* Extracted data entries *

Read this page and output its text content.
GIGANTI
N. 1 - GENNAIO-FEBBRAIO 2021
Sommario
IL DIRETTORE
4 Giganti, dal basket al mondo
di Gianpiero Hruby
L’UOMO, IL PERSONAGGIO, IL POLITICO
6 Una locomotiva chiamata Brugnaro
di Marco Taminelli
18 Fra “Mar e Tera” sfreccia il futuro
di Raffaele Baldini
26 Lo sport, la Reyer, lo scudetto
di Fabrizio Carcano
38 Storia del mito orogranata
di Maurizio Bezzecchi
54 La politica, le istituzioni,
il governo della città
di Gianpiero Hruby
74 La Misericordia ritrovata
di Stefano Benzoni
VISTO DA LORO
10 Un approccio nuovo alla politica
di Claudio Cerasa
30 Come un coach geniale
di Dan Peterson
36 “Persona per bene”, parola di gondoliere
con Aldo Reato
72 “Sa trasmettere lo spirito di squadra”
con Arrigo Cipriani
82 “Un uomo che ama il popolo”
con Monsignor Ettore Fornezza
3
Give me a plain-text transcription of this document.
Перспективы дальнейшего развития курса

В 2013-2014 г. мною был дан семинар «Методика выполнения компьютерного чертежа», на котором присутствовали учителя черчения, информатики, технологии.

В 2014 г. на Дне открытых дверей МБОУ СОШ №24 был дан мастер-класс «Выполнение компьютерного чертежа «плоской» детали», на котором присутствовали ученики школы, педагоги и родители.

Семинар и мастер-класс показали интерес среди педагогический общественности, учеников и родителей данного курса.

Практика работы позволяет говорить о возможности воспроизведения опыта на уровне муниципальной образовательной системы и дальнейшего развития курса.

* STATED PROBLEM *
Produce an exact copy of the whole listing.

* SOLVED PROBLEM *
Read this page and output its text content.
GIGANTI
N. 1 - GENNAIO-FEBBRAIO 2021
Sommario
IL DIRETTORE
4 Giganti, dal basket al mondo
di Gianpiero Hruby
L’UOMO, IL PERSONAGGIO, IL POLITICO
6 Una locomotiva chiamata Brugnaro
di Marco Taminelli
18 Fra “Mar e Tera” sfreccia il futuro
di Raffaele Baldini
26 Lo sport, la Reyer, lo scudetto
di Fabrizio Carcano
38 Storia del mito orogranata
di Maurizio Bezzecchi
54 La politica, le istituzioni,
il governo della città
di Gianpiero Hruby
74 La Misericordia ritrovata
di Stefano Benzoni
VISTO DA LORO
10 Un approccio nuovo alla politica
di Claudio Cerasa
30 Come un coach geniale
di Dan Peterson
36 “Persona per bene”, parola di gondoliere
con Aldo Reato
72 “Sa trasmettere lo spirito di squadra”
con Arrigo Cipriani
82 “Un uomo che ama il popolo”
con Monsignor Ettore Fornezza
3
Give me a plain-text transcription of this document.
Перспективы дальнейшего развития курса

В 2013-2014 г. мною был дан семинар «Методика выполнения компьютерного чертежа», на котором присутствовали учителя черчения, информатики, технологии.

В 2014 г. на Дне открытых дверей МБОУ СОШ №24 был дан мастер-класс «Выполнение компьютерного чертежа «плоской» детали», на котором присутствовали ученики школы, педагоги и родители.

Семинар и мастер-класс показали интерес среди педагогический общественности, учеников и родителей данного курса.

Практика работы позволяет говорить о возможности воспроизведения опыта на уровне муниципальной образовательной системы и дальнейшего развития курса.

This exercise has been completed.